▶ **設問一覧**:
A - 新工場の記事に出てくる金額を、何の金額かとあわせてすべて書き出せ。
B - 次の(i)～(iii)が新工場の記事の内容と合うかどうか、それぞれ「はい」か「いいえ」で答え、判断の根拠となる記事の語句をそのまま引用せよ。
(i) 新工場は来年1月に操業を始める。
(ii) 新工場に入れる空調管理システムは24時間稼働する。
(iii) 当初見込む15人の雇用は、すべて新規雇用である。
C - 新工場の記事の最後の文に続けて、記事を書き進めよ。

新工場の建設に伴い、小城市と立地協定を結んだミナノ精工の中富剛社長(右)と江里口秀次市長=小城市役所

 自動車の精密ゴム製品の金型を製造するミナノ精工(小城市三日月町、中富剛社長)は20日、同町に第2工場を建設すると発表した。受注増に伴い、生産体制を強化。最新の設備を導入して2019年10月に操業を始め、高品質の金型製造と納期の短縮を目指す。

 新工場は鉄骨一部2階建てで、延べ床面積は約1900平方メートル。約3億円を投じ、来年1月に着工する。製品の誤差を千分の1ミリ以下に抑えるため、機械の温度を一定に保つ24時間稼働の空調管理システムも導入する。

 当初は配置転換の10人を含め15人の雇用を見込む。その後は新規雇用を進め、24年度には25人に増員する計画。売上高は19年度に11億円、24年度に12億円を目指す。

▶ **提供データ**:
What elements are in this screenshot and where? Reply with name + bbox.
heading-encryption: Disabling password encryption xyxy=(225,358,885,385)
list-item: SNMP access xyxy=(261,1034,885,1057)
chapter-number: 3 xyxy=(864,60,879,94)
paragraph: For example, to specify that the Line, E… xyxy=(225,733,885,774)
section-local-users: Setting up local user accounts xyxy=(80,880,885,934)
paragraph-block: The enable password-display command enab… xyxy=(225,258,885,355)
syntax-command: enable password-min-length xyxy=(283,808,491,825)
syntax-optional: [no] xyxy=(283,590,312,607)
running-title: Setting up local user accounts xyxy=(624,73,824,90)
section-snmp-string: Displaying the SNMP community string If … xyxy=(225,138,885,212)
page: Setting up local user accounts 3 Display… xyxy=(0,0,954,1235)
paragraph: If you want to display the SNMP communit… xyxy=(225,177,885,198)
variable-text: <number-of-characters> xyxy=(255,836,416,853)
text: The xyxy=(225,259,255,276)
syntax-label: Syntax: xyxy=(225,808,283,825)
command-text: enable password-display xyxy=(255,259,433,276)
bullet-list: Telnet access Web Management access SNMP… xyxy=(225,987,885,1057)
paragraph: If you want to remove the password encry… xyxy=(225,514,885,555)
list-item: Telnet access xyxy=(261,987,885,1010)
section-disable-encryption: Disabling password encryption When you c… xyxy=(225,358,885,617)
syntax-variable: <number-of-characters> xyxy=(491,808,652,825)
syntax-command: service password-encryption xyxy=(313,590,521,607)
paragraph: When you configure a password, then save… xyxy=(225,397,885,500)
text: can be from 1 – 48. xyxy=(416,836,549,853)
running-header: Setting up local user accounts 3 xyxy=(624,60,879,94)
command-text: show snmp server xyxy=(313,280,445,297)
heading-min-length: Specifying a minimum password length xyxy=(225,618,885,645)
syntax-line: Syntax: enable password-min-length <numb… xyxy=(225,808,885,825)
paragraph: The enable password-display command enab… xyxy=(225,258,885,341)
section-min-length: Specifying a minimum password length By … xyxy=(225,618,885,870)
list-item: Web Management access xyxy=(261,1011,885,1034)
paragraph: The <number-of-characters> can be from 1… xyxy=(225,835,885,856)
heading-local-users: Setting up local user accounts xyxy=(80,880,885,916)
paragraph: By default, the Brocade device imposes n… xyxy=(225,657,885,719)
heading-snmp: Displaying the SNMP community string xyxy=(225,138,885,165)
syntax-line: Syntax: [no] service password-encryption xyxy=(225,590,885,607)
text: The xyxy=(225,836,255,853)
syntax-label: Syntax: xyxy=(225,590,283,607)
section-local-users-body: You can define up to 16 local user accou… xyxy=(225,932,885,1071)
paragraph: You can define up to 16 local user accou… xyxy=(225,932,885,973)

▶ **設問別の解答**:
A -
・約3億円：新工場に投じる額
・11億円：19年度の売上高の目標
・12億円：24年度の売上高の目標

B -
(i) いいえ。「来年1月に着工する」「2019年10月に操業を始め」
(ii) はい。「機械の温度を一定に保つ24時間稼働の空調管理システムも導入する」
(iii) いいえ。「配置転換の10人を含め15人の雇用を見込む」

C -
 20日に小城市と立地協定を結んだ中富社長は「高精度と短納期を実現し、価格競争に打ち勝っていく。従業(43人)もその目標に向かって一つになっている」と抱負を語った。

 同社は1972年、福岡県那珂川町で創業。90年に小城市に進出し、97年に本社工場を現在地に移した。江里口秀次市長は「この地で培った高い技術力を武器に、さらなる発展を期待したい」と述べた。